## Supplied data
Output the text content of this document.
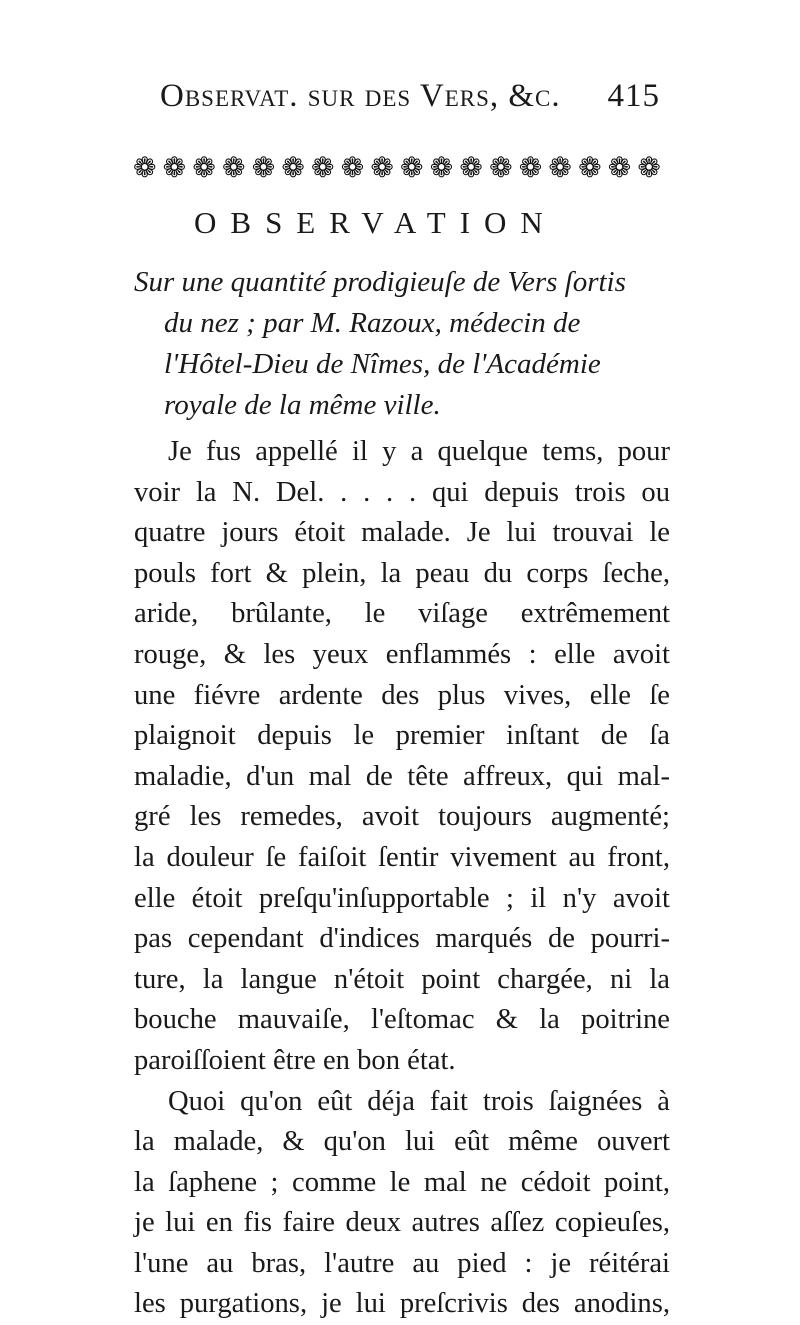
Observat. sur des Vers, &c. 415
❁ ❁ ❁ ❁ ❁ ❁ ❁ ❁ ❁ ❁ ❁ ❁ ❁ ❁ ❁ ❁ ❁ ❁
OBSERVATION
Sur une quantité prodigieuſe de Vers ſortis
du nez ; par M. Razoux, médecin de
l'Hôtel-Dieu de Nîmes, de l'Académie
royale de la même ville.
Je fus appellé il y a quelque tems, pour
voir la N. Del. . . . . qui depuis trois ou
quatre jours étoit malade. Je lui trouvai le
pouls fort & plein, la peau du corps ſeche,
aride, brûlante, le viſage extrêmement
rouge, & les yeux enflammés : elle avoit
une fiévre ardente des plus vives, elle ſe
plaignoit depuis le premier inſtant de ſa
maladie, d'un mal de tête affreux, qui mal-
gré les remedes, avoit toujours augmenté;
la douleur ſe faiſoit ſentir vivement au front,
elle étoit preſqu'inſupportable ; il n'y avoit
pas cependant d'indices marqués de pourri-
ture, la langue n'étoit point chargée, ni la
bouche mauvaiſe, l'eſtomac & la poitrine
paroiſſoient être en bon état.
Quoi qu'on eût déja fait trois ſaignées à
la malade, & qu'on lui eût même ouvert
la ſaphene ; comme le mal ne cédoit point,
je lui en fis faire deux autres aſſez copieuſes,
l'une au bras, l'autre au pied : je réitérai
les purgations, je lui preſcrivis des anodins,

## What you should do
Repeat everything in the records precisely. Images are excluded from the copy.

## Solution for this problem
Output the text content of this document.
Observat. sur des Vers, &c. 415
❁ ❁ ❁ ❁ ❁ ❁ ❁ ❁ ❁ ❁ ❁ ❁ ❁ ❁ ❁ ❁ ❁ ❁
OBSERVATION
Sur une quantité prodigieuſe de Vers ſortis
du nez ; par M. Razoux, médecin de
l'Hôtel-Dieu de Nîmes, de l'Académie
royale de la même ville.
Je fus appellé il y a quelque tems, pour
voir la N. Del. . . . . qui depuis trois ou
quatre jours étoit malade. Je lui trouvai le
pouls fort & plein, la peau du corps ſeche,
aride, brûlante, le viſage extrêmement
rouge, & les yeux enflammés : elle avoit
une fiévre ardente des plus vives, elle ſe
plaignoit depuis le premier inſtant de ſa
maladie, d'un mal de tête affreux, qui mal-
gré les remedes, avoit toujours augmenté;
la douleur ſe faiſoit ſentir vivement au front,
elle étoit preſqu'inſupportable ; il n'y avoit
pas cependant d'indices marqués de pourri-
ture, la langue n'étoit point chargée, ni la
bouche mauvaiſe, l'eſtomac & la poitrine
paroiſſoient être en bon état.
Quoi qu'on eût déja fait trois ſaignées à
la malade, & qu'on lui eût même ouvert
la ſaphene ; comme le mal ne cédoit point,
je lui en fis faire deux autres aſſez copieuſes,
l'une au bras, l'autre au pied : je réitérai
les purgations, je lui preſcrivis des anodins,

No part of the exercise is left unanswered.